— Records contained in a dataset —

━━━━━━━━━━

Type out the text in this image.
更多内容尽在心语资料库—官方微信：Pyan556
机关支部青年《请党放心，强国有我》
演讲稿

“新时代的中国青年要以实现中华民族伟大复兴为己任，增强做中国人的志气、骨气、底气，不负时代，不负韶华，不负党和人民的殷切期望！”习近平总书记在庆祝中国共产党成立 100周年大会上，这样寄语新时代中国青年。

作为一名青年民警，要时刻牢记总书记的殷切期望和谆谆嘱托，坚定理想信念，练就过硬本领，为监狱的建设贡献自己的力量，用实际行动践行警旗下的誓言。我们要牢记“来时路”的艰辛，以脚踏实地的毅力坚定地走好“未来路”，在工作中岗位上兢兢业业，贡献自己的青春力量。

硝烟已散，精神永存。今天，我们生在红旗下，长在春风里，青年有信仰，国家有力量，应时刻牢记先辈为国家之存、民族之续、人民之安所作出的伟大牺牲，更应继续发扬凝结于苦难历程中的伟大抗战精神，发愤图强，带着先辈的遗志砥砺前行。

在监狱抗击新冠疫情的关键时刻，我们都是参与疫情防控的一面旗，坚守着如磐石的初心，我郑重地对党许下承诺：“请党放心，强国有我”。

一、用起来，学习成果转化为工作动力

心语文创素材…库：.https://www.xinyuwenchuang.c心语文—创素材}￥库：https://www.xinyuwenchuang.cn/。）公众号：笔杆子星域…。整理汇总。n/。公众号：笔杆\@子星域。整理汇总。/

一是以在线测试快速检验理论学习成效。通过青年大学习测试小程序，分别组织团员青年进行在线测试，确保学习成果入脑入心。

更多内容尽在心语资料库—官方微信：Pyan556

━━━━━━━━━━

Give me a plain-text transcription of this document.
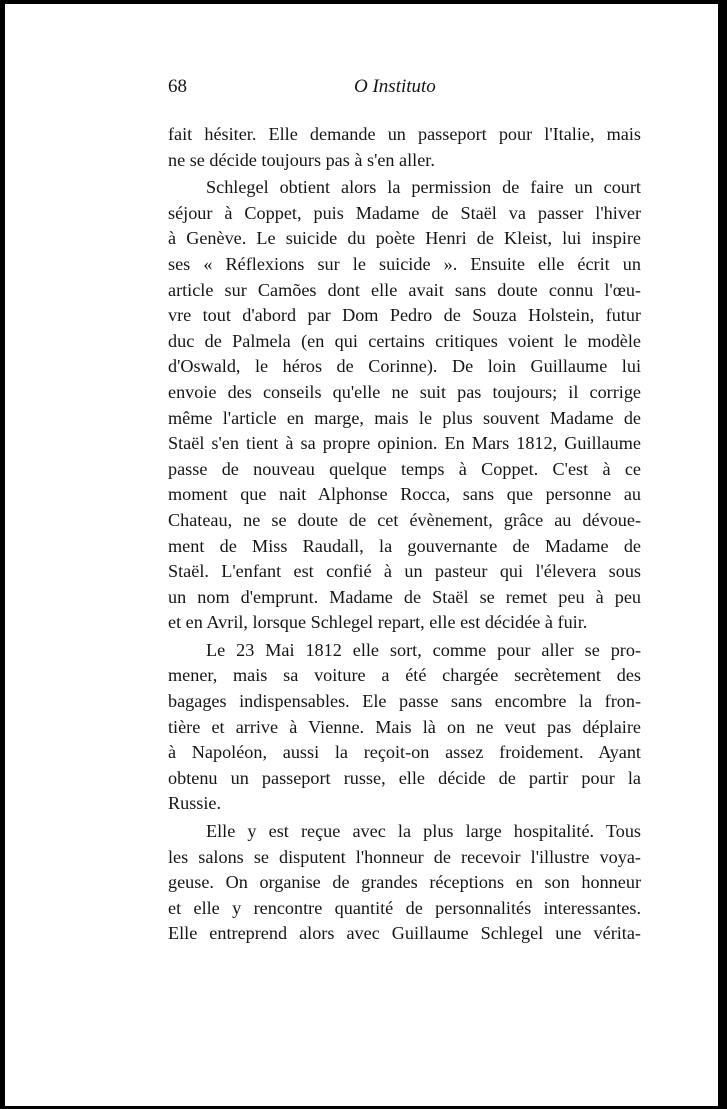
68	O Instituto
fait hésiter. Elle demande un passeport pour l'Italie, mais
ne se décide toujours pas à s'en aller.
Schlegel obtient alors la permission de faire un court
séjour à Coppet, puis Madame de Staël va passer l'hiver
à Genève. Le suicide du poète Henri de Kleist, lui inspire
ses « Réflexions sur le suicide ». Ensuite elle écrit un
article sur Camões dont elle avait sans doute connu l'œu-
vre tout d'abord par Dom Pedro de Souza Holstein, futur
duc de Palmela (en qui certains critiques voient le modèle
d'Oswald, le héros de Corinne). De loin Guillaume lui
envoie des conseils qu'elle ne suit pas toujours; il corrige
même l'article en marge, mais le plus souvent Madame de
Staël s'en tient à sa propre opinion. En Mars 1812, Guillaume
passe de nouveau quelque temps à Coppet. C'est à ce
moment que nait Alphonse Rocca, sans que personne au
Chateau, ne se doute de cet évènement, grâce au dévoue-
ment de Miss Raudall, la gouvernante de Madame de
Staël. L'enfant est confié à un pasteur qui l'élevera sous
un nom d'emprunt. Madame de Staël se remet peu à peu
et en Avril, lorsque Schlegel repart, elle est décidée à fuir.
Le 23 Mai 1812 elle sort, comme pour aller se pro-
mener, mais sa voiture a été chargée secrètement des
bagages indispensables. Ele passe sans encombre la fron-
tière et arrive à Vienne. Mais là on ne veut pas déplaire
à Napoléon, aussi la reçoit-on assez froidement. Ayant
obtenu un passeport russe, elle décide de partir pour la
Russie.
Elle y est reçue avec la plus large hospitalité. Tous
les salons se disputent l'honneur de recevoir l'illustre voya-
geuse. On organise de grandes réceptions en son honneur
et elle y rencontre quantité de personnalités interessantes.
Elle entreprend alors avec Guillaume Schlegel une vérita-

━━━━━━━━━━

— What you will do —
List all lines holding the string "Schlegel".

— Completed exercise —
Schlegel obtient alors la permission de faire un court
et en Avril, lorsque Schlegel repart, elle est décidée à fuir.
Elle entreprend alors avec Guillaume Schlegel une vérita-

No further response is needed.